━━━━━ Records for the task

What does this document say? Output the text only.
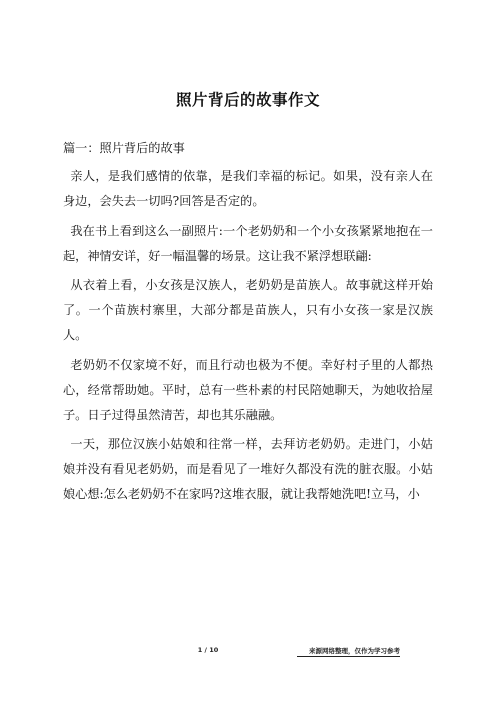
照片背后的故事作文

篇一：照片背后的故事

亲人，是我们感情的依靠，是我们幸福的标记。如果，没有亲人在身边，会失去一切吗?回答是否定的。

我在书上看到这么一副照片:一个老奶奶和一个小女孩紧紧地抱在一起，神情安详，好一幅温馨的场景。这让我不紧浮想联翩:

从衣着上看，小女孩是汉族人，老奶奶是苗族人。故事就这样开始了。一个苗族村寨里，大部分都是苗族人，只有小女孩一家是汉族人。

老奶奶不仅家境不好，而且行动也极为不便。幸好村子里的人都热心，经常帮助她。平时，总有一些朴素的村民陪她聊天，为她收拾屋子。日子过得虽然清苦，却也其乐融融。

一天，那位汉族小姑娘和往常一样，去拜访老奶奶。走进门，小姑娘并没有看见老奶奶，而是看见了一堆好久都没有洗的脏衣服。小姑娘心想:怎么老奶奶不在家吗?这堆衣服，就让我帮她洗吧!立马，小

1 / 10	来源网络整理，仅作为学习参考
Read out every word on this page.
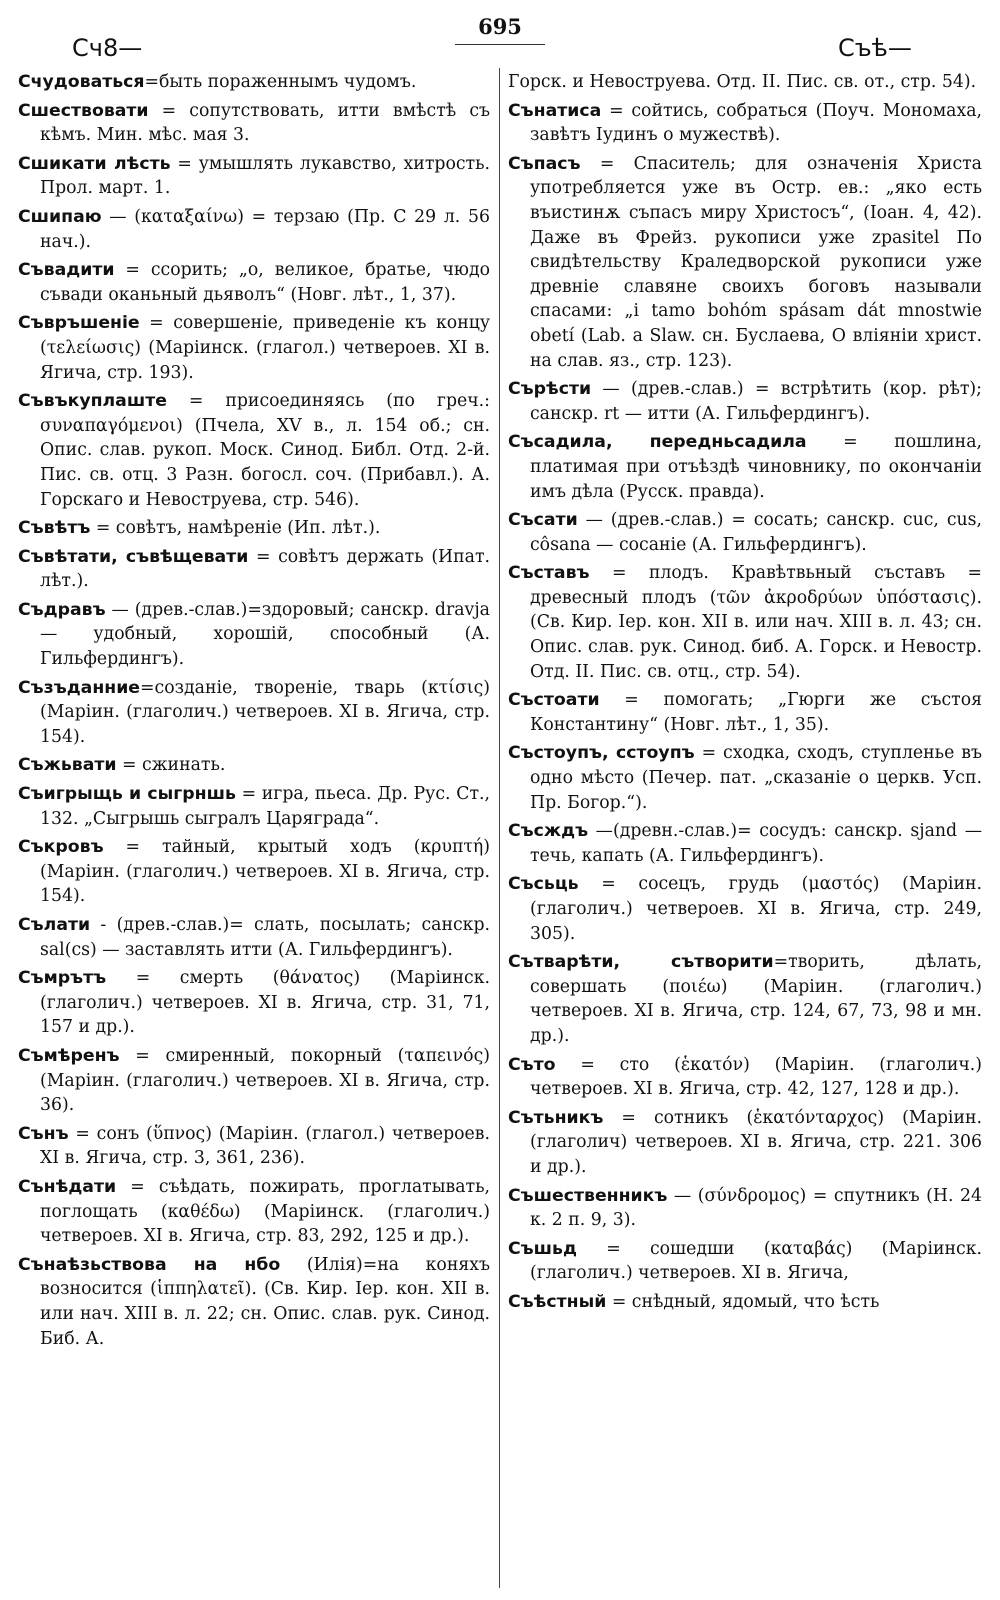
Сч8—
695
Съѣ—

Счудоваться=быть пораженнымъ чудомъ.

Сшествовати = сопутствовать, итти вмѣстѣ съ кѣмъ. Мин. мѣс. мая 3.

Сшикати лѣсть = умышлять лукавство, хитрость. Прол. март. 1.

Сшипаю — (καταξαίνω) = терзаю (Пр. С 29 л. 56 нач.).

Съвадити = ссорить; „о, великое, братье, чюдо съвади оканьный дьяволъ“ (Новг. лѣт., 1, 37).

Съвръшеніе = совершеніе, приведеніе къ концу (τελείωσις) (Маріинск. (глагол.) четвероев. XI в. Ягича, стр. 193).

Съвъкуплаште = присоединяясь (по греч.: συναπαγόμενοι) (Пчела, XV в., л. 154 об.; сн. Опис. слав. рукоп. Моск. Синод. Библ. Отд. 2-й. Пис. св. отц. 3 Разн. богосл. соч. (Прибавл.). А. Горскаго и Невоструева, стр. 546).

Съвѣтъ = совѣтъ, намѣреніе (Ип. лѣт.).

Съвѣтати, съвѣщевати = совѣтъ держать (Ипат. лѣт.).

Съдравъ — (древ.-слав.)=здоровый; санскр. dravja — удобный, хорошій, способный (А. Гильфердингъ).

Съзъданние=созданіе, твореніе, тварь (κτίσις) (Маріин. (глаголич.) четвероев. XI в. Ягича, стр. 154).

Съжьвати = сжинать.

Съигрыщь и сыгрншь = игра, пьеса. Др. Рус. Ст., 132. „Сыгрышь сыгралъ Цаpяграда“.

Съкровъ = тайный, крытый ходъ (κρυπτή) (Маріин. (глаголич.) четвероев. XI в. Ягича, стр. 154).

Сълати - (древ.-слав.)= слать, посылать; санскр. sal(cs) — заставлять итти (А. Гильфердингъ).

Съмрътъ = смерть (θάνατος) (Маріинск. (глаголич.) четвероев. XI в. Ягича, стр. 31, 71, 157 и др.).

Съмѣренъ = смиренный, покорный (ταπεινός) (Маріин. (глаголич.) четвероев. XI в. Ягича, стр. 36).

Сънъ = сонъ (ὕπνος) (Маріин. (глагол.) четвероев. XI в. Ягича, стр. 3, 361, 236).

Сънѣдати = съѣдать, пожирать, проглатывать, поглощать (καθέδω) (Маріинск. (глаголич.) четвероев. XI в. Ягича, стр. 83, 292, 125 и др.).

Сънаѣзьствова на нбо (Илія)=на коняхъ возносится (ἱππηλατεῖ). (Св. Кир. Іер. кон. XII в. или нач. XIII в. л. 22; сн. Опис. слав. рук. Синод. Биб. А.

Горск. и Невоструева. Отд. II. Пис. св. от., стр. 54).

Сънатиса = сойтись, собраться (Поуч. Мономаха, завѣтъ Іудинъ о мужествѣ).

Съпасъ = Спаситель; для означенія Христа употребляется уже въ Остр. ев.: „яко есть въистинѫ съпасъ миру Христосъ“, (Іоан. 4, 42). Даже въ Фрейз. рукописи уже zpasitel По свидѣтельству Краледворской рукописи уже древніе славяне своихъ боговъ называли спасами: „i tamo bohóm spásam dát mnostwie obetí (Lab. a Slaw. сн. Буслаева, О вліяніи христ. на слав. яз., стр. 123).

Сърѣсти — (древ.-слав.) = встрѣтить (кор. рѣт); санскр. rt — итти (А. Гильфердингъ).

Съсадила, передньсадила = пошлина, платимая при отъѣздѣ чиновнику, по окончаніи имъ дѣла (Русск. правда).

Съсати — (древ.-слав.) = сосать; санскр. cuc, cus, côsana — сосаніе (А. Гильфердингъ).

Съставъ = плодъ. Кравѣтвьный съставъ = древесный плодъ (τῶν ἀκροδρύων ὑπόστασις). (Св. Кир. Іер. кон. XII в. или нач. XIII в. л. 43; сн. Опис. слав. рук. Синод. биб. А. Горск. и Невостр. Отд. II. Пис. св. отц., стр. 54).

Състоати = помогать; „Гюрги же състоя Константину“ (Новг. лѣт., 1, 35).

Състоупъ, сстоупъ = сходка, сходъ, ступленье въ одно мѣсто (Печер. пат. „сказаніе о церкв. Усп. Пр. Богор.“).

Съсждъ —(древн.-слав.)= сосудъ: санскр. sjand — течь, капать (А. Гильфердингъ).

Съсьць = сосецъ, грудь (μαστός) (Маріин. (глаголич.) четвероев. XI в. Ягича, стр. 249, 305).

Сътварѣти, сътворити=творить, дѣлать, совершать (ποιέω) (Маріин. (глаголич.) четвероев. XI в. Ягича, стр. 124, 67, 73, 98 и мн. др.).

Съто = сто (ἑκατόν) (Маріин. (глаголич.) четвероев. XI в. Ягича, стр. 42, 127, 128 и др.).

Сътьникъ = сотникъ (ἑκατόνταρχος) (Маріин. (глаголич) четвероев. XI в. Ягича, стр. 221. 306 и др.).

Съшественникъ — (σύνδρομος) = спутникъ (Н. 24 к. 2 п. 9, 3).

Съшьд = сошедши (καταβάς) (Маріинск. (глаголич.) четвероев. XI в. Ягича,

Съѣстный = снѣдный, ядомый, что ѣсть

━━━━━━━━━━

> [Requirement]: Images in the records should not be copied. Repeat all the rest exactly.

> [Output]:
What does this document say? Output the text only.
照片背后的故事作文

篇一：照片背后的故事

亲人，是我们感情的依靠，是我们幸福的标记。如果，没有亲人在身边，会失去一切吗?回答是否定的。

我在书上看到这么一副照片:一个老奶奶和一个小女孩紧紧地抱在一起，神情安详，好一幅温馨的场景。这让我不紧浮想联翩:

从衣着上看，小女孩是汉族人，老奶奶是苗族人。故事就这样开始了。一个苗族村寨里，大部分都是苗族人，只有小女孩一家是汉族人。

老奶奶不仅家境不好，而且行动也极为不便。幸好村子里的人都热心，经常帮助她。平时，总有一些朴素的村民陪她聊天，为她收拾屋子。日子过得虽然清苦，却也其乐融融。

一天，那位汉族小姑娘和往常一样，去拜访老奶奶。走进门，小姑娘并没有看见老奶奶，而是看见了一堆好久都没有洗的脏衣服。小姑娘心想:怎么老奶奶不在家吗?这堆衣服，就让我帮她洗吧!立马，小

1 / 10	来源网络整理，仅作为学习参考
Read out every word on this page.
Сч8—
695
Съѣ—

Счудоваться=быть пораженнымъ чудомъ.

Сшествовати = сопутствовать, итти вмѣстѣ съ кѣмъ. Мин. мѣс. мая 3.

Сшикати лѣсть = умышлять лукавство, хитрость. Прол. март. 1.

Сшипаю — (καταξαίνω) = терзаю (Пр. С 29 л. 56 нач.).

Съвадити = ссорить; „о, великое, братье, чюдо съвади оканьный дьяволъ“ (Новг. лѣт., 1, 37).

Съвръшеніе = совершеніе, приведеніе къ концу (τελείωσις) (Маріинск. (глагол.) четвероев. XI в. Ягича, стр. 193).

Съвъкуплаште = присоединяясь (по греч.: συναπαγόμενοι) (Пчела, XV в., л. 154 об.; сн. Опис. слав. рукоп. Моск. Синод. Библ. Отд. 2-й. Пис. св. отц. 3 Разн. богосл. соч. (Прибавл.). А. Горскаго и Невоструева, стр. 546).

Съвѣтъ = совѣтъ, намѣреніе (Ип. лѣт.).

Съвѣтати, съвѣщевати = совѣтъ держать (Ипат. лѣт.).

Съдравъ — (древ.-слав.)=здоровый; санскр. dravja — удобный, хорошій, способный (А. Гильфердингъ).

Съзъданние=созданіе, твореніе, тварь (κτίσις) (Маріин. (глаголич.) четвероев. XI в. Ягича, стр. 154).

Съжьвати = сжинать.

Съигрыщь и сыгрншь = игра, пьеса. Др. Рус. Ст., 132. „Сыгрышь сыгралъ Цаpяграда“.

Съкровъ = тайный, крытый ходъ (κρυπτή) (Маріин. (глаголич.) четвероев. XI в. Ягича, стр. 154).

Сълати - (древ.-слав.)= слать, посылать; санскр. sal(cs) — заставлять итти (А. Гильфердингъ).

Съмрътъ = смерть (θάνατος) (Маріинск. (глаголич.) четвероев. XI в. Ягича, стр. 31, 71, 157 и др.).

Съмѣренъ = смиренный, покорный (ταπεινός) (Маріин. (глаголич.) четвероев. XI в. Ягича, стр. 36).

Сънъ = сонъ (ὕπνος) (Маріин. (глагол.) четвероев. XI в. Ягича, стр. 3, 361, 236).

Сънѣдати = съѣдать, пожирать, проглатывать, поглощать (καθέδω) (Маріинск. (глаголич.) четвероев. XI в. Ягича, стр. 83, 292, 125 и др.).

Сънаѣзьствова на нбо (Илія)=на коняхъ возносится (ἱππηλατεῖ). (Св. Кир. Іер. кон. XII в. или нач. XIII в. л. 22; сн. Опис. слав. рук. Синод. Биб. А.

Горск. и Невоструева. Отд. II. Пис. св. от., стр. 54).

Сънатиса = сойтись, собраться (Поуч. Мономаха, завѣтъ Іудинъ о мужествѣ).

Съпасъ = Спаситель; для означенія Христа употребляется уже въ Остр. ев.: „яко есть въистинѫ съпасъ миру Христосъ“, (Іоан. 4, 42). Даже въ Фрейз. рукописи уже zpasitel По свидѣтельству Краледворской рукописи уже древніе славяне своихъ боговъ называли спасами: „i tamo bohóm spásam dát mnostwie obetí (Lab. a Slaw. сн. Буслаева, О вліяніи христ. на слав. яз., стр. 123).

Сърѣсти — (древ.-слав.) = встрѣтить (кор. рѣт); санскр. rt — итти (А. Гильфердингъ).

Съсадила, передньсадила = пошлина, платимая при отъѣздѣ чиновнику, по окончаніи имъ дѣла (Русск. правда).

Съсати — (древ.-слав.) = сосать; санскр. cuc, cus, côsana — сосаніе (А. Гильфердингъ).

Съставъ = плодъ. Кравѣтвьный съставъ = древесный плодъ (τῶν ἀκροδρύων ὑπόστασις). (Св. Кир. Іер. кон. XII в. или нач. XIII в. л. 43; сн. Опис. слав. рук. Синод. биб. А. Горск. и Невостр. Отд. II. Пис. св. отц., стр. 54).

Състоати = помогать; „Гюрги же състоя Константину“ (Новг. лѣт., 1, 35).

Състоупъ, сстоупъ = сходка, сходъ, ступленье въ одно мѣсто (Печер. пат. „сказаніе о церкв. Усп. Пр. Богор.“).

Съсждъ —(древн.-слав.)= сосудъ: санскр. sjand — течь, капать (А. Гильфердингъ).

Съсьць = сосецъ, грудь (μαστός) (Маріин. (глаголич.) четвероев. XI в. Ягича, стр. 249, 305).

Сътварѣти, сътворити=творить, дѣлать, совершать (ποιέω) (Маріин. (глаголич.) четвероев. XI в. Ягича, стр. 124, 67, 73, 98 и мн. др.).

Съто = сто (ἑκατόν) (Маріин. (глаголич.) четвероев. XI в. Ягича, стр. 42, 127, 128 и др.).

Сътьникъ = сотникъ (ἑκατόνταρχος) (Маріин. (глаголич) четвероев. XI в. Ягича, стр. 221. 306 и др.).

Съшественникъ — (σύνδρομος) = спутникъ (Н. 24 к. 2 п. 9, 3).

Съшьд = сошедши (καταβάς) (Маріинск. (глаголич.) четвероев. XI в. Ягича,

Съѣстный = снѣдный, ядомый, что ѣсть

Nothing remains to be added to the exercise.